- Stated goal -
Look for the word "grid" in the entries below, then copy every line that has it.

#### Dataset records

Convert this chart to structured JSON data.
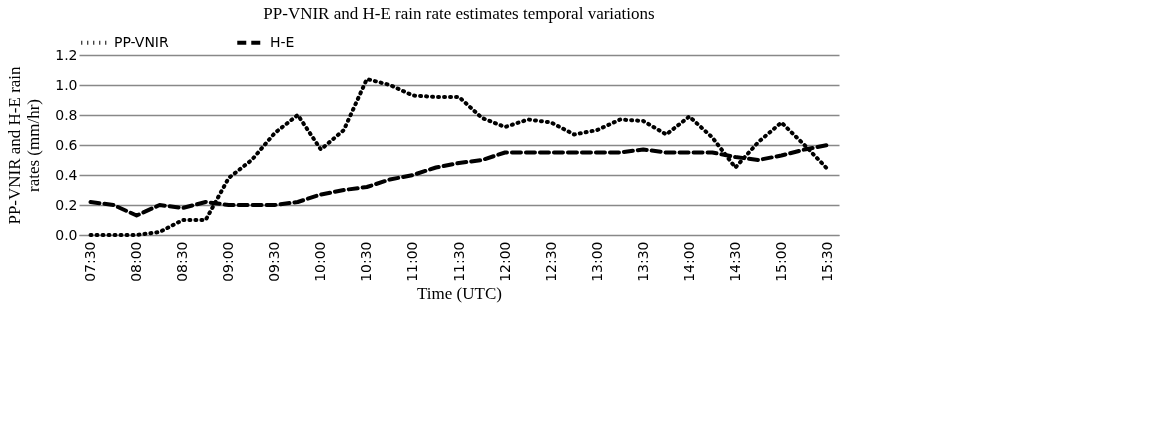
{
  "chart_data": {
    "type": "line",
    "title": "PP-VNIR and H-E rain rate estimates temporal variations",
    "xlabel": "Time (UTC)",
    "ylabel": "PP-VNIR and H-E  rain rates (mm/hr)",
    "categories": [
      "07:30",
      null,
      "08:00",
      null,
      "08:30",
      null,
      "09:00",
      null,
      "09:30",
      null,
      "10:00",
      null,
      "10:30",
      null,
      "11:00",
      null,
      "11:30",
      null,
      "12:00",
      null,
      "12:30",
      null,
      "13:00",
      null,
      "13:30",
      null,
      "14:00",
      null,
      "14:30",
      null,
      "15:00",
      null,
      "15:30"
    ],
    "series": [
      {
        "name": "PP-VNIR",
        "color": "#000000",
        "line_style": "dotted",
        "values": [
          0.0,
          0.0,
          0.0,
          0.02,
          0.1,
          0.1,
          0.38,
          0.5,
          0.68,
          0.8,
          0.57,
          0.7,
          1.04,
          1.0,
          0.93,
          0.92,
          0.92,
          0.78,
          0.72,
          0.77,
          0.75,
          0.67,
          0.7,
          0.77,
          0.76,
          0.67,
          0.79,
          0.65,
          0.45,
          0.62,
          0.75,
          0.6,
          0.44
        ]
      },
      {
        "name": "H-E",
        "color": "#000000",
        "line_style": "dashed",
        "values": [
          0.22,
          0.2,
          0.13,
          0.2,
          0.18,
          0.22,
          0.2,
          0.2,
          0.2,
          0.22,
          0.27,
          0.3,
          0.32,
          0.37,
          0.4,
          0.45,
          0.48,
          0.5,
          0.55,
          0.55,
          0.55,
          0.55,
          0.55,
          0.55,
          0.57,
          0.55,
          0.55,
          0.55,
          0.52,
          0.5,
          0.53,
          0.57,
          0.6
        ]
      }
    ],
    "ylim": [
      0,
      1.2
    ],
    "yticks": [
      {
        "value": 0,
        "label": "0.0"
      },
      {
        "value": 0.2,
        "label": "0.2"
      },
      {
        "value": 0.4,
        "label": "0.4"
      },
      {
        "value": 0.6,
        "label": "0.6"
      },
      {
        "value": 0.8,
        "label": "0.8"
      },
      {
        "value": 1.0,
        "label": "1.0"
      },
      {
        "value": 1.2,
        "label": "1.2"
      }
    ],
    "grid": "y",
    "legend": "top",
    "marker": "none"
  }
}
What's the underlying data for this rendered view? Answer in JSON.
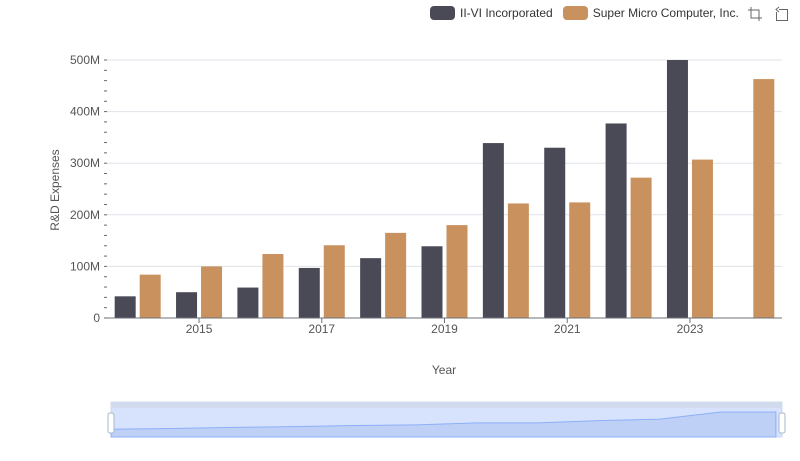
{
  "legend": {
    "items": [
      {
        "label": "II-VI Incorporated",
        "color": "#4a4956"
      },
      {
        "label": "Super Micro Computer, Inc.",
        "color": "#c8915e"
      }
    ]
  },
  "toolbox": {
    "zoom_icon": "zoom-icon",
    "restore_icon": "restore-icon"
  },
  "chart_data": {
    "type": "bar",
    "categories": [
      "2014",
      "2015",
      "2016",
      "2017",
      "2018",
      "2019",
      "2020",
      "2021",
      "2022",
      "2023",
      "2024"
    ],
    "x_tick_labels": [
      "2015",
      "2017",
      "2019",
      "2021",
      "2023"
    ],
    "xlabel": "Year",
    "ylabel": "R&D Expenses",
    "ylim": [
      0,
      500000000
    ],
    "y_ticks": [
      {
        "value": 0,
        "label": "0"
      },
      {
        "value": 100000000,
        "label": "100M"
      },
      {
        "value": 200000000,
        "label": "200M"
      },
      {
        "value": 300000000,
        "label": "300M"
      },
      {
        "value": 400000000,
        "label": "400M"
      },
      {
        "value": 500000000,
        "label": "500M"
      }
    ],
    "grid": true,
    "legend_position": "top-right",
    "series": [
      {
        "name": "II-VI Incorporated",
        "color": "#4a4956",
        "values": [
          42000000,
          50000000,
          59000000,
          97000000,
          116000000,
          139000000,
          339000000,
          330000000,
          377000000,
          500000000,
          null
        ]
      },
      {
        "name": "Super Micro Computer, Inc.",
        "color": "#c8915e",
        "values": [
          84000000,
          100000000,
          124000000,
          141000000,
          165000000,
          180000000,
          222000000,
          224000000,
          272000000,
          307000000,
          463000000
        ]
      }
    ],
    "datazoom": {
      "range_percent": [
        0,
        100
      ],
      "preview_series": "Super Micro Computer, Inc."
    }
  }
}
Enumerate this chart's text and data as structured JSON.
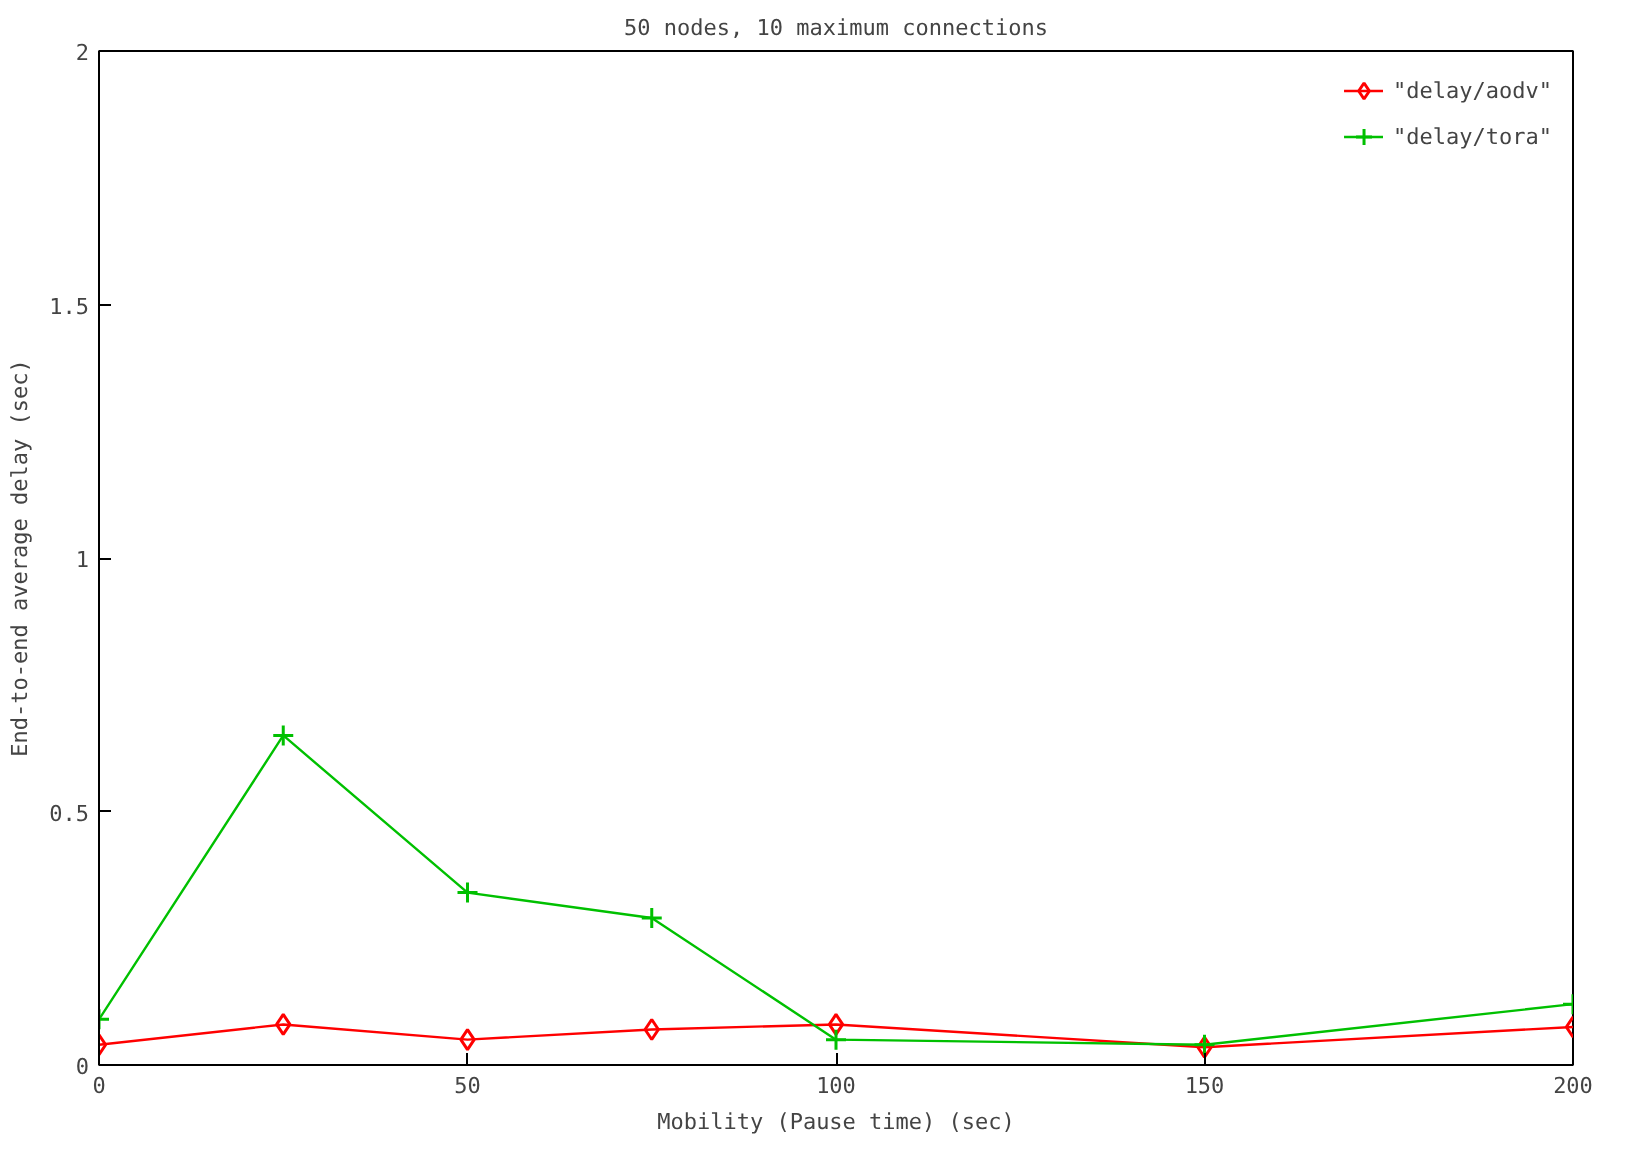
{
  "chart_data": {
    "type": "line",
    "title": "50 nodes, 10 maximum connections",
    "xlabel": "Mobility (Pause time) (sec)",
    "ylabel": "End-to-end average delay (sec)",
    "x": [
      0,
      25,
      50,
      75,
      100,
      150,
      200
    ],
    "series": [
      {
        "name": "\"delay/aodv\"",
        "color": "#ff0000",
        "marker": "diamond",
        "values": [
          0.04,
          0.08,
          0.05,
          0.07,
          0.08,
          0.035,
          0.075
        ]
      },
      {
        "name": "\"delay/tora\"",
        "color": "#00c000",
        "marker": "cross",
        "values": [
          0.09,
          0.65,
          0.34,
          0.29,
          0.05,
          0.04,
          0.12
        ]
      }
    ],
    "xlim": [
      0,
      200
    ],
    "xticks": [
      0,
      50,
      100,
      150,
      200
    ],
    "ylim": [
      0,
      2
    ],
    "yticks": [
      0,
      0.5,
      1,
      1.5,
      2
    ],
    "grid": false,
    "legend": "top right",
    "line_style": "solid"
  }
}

########
#### Dataset records

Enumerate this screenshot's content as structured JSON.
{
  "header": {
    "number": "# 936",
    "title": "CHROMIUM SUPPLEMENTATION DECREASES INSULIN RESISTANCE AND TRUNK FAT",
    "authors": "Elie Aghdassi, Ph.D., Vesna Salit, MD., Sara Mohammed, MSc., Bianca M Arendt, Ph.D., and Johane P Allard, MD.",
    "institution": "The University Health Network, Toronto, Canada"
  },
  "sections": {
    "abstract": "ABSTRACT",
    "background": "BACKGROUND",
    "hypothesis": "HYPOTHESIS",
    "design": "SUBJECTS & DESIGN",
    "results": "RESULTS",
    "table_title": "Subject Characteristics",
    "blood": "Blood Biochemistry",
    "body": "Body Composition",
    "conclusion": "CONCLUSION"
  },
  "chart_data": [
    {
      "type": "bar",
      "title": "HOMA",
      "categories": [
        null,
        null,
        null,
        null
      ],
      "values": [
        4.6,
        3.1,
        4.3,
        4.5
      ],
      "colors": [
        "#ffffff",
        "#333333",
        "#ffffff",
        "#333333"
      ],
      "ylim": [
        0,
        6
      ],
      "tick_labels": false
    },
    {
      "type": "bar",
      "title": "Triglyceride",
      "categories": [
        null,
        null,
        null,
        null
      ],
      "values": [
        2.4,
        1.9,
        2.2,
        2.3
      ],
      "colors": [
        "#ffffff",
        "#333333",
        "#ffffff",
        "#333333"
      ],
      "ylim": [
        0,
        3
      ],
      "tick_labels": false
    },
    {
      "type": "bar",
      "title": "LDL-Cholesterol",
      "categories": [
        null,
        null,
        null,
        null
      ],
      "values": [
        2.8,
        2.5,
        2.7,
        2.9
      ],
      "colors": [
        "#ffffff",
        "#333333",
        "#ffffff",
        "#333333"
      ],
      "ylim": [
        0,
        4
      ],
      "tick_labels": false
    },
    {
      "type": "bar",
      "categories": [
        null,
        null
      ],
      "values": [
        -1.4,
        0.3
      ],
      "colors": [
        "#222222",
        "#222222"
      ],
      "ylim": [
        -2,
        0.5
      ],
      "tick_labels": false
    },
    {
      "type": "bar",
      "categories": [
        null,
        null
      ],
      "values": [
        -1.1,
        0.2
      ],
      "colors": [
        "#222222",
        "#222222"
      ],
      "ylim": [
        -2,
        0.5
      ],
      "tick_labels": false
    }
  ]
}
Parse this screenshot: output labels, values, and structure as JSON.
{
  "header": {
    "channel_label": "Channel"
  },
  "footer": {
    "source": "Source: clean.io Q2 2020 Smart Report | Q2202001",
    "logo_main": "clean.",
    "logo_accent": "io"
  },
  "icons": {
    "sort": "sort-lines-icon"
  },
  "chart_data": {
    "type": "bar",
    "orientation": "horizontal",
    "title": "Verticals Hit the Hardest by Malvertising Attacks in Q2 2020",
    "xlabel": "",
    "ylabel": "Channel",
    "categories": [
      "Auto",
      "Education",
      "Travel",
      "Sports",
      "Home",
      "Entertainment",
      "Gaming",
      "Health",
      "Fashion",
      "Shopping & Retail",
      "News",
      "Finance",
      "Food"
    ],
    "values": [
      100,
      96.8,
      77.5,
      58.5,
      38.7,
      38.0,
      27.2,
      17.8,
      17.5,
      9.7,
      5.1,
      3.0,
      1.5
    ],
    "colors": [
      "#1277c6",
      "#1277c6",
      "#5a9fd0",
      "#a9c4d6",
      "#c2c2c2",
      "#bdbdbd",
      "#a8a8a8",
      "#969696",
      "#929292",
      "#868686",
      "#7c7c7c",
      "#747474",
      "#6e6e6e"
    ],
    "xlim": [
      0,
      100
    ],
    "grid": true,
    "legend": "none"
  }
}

########
#### Dataset records

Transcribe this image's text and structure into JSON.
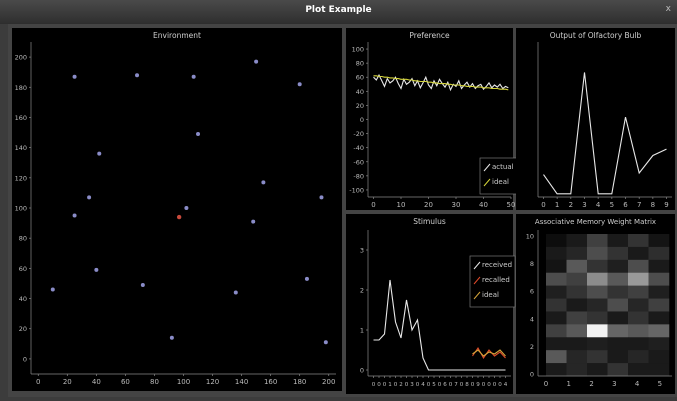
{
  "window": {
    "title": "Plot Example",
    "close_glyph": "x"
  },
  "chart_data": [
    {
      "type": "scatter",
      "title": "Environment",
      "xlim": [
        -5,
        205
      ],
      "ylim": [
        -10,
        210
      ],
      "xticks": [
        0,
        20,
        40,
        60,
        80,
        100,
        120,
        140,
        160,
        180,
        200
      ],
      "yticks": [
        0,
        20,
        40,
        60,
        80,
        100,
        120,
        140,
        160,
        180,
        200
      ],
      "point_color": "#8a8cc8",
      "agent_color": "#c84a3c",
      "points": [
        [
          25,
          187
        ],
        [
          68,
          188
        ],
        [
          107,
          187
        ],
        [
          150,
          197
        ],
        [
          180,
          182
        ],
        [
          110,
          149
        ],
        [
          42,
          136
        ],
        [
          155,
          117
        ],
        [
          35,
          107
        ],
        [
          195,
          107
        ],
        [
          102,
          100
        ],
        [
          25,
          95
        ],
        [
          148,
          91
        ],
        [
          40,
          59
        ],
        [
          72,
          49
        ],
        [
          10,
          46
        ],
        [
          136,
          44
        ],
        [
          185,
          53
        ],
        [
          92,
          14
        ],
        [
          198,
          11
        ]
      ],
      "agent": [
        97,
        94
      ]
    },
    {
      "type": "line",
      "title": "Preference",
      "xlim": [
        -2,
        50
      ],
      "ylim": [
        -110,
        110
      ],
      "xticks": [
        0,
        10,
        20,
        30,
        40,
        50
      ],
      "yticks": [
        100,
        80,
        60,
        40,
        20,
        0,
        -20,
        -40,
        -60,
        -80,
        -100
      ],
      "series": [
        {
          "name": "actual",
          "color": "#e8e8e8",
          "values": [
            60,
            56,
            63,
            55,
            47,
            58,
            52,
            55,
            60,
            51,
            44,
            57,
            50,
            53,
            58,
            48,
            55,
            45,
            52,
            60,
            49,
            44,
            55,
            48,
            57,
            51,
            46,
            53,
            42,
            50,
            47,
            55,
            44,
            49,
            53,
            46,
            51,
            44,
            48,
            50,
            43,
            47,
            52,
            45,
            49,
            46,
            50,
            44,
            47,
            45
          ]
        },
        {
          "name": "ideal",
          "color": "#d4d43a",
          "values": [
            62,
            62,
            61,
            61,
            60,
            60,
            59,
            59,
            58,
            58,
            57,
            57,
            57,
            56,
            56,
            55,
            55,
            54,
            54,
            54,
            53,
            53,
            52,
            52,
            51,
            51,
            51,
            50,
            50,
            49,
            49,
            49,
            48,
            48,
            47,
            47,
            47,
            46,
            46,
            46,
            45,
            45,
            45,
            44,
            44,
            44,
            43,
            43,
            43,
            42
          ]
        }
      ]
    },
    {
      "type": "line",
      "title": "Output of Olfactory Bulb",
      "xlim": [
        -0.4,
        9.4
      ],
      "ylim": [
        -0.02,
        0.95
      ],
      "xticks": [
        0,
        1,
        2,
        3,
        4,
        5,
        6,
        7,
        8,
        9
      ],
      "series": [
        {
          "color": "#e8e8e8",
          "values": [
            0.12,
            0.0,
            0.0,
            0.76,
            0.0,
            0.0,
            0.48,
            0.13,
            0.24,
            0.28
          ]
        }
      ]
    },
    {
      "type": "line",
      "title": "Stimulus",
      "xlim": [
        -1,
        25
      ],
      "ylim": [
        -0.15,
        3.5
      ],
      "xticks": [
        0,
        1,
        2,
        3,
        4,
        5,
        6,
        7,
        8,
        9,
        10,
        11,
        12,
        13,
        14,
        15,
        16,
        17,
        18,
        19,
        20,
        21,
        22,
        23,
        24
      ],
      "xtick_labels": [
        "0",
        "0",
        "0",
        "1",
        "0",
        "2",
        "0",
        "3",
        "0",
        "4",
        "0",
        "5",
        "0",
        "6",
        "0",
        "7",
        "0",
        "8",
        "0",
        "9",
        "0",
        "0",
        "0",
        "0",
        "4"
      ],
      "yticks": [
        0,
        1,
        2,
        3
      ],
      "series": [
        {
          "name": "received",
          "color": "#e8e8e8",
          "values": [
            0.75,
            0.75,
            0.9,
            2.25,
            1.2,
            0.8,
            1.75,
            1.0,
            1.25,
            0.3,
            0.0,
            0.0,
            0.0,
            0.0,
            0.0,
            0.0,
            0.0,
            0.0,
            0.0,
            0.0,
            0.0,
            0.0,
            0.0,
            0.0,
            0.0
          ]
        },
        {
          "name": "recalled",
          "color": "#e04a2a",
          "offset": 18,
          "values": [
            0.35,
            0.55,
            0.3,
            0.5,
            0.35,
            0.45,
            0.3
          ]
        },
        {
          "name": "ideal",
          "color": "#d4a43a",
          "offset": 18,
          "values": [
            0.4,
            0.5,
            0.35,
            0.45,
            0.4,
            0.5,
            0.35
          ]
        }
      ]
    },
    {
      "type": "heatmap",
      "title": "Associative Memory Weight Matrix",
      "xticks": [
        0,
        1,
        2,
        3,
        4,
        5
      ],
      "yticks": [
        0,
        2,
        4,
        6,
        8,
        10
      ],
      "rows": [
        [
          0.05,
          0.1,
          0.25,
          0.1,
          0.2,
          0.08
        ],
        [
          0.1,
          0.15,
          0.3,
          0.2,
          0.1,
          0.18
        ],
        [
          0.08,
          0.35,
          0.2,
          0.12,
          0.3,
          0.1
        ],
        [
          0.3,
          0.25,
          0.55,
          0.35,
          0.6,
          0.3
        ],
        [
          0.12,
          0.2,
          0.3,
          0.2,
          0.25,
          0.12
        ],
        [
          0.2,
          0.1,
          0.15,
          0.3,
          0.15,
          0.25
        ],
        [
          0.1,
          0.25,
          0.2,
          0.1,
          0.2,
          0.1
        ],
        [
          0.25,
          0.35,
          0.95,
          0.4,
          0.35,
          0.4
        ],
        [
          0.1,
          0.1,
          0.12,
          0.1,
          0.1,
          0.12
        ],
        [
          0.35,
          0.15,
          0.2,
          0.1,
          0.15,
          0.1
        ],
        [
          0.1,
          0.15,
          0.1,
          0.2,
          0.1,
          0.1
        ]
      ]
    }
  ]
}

########

- Solution for this task -
    "grid": "y",
    "grid": true,
    "grid": false,
    "grid": true,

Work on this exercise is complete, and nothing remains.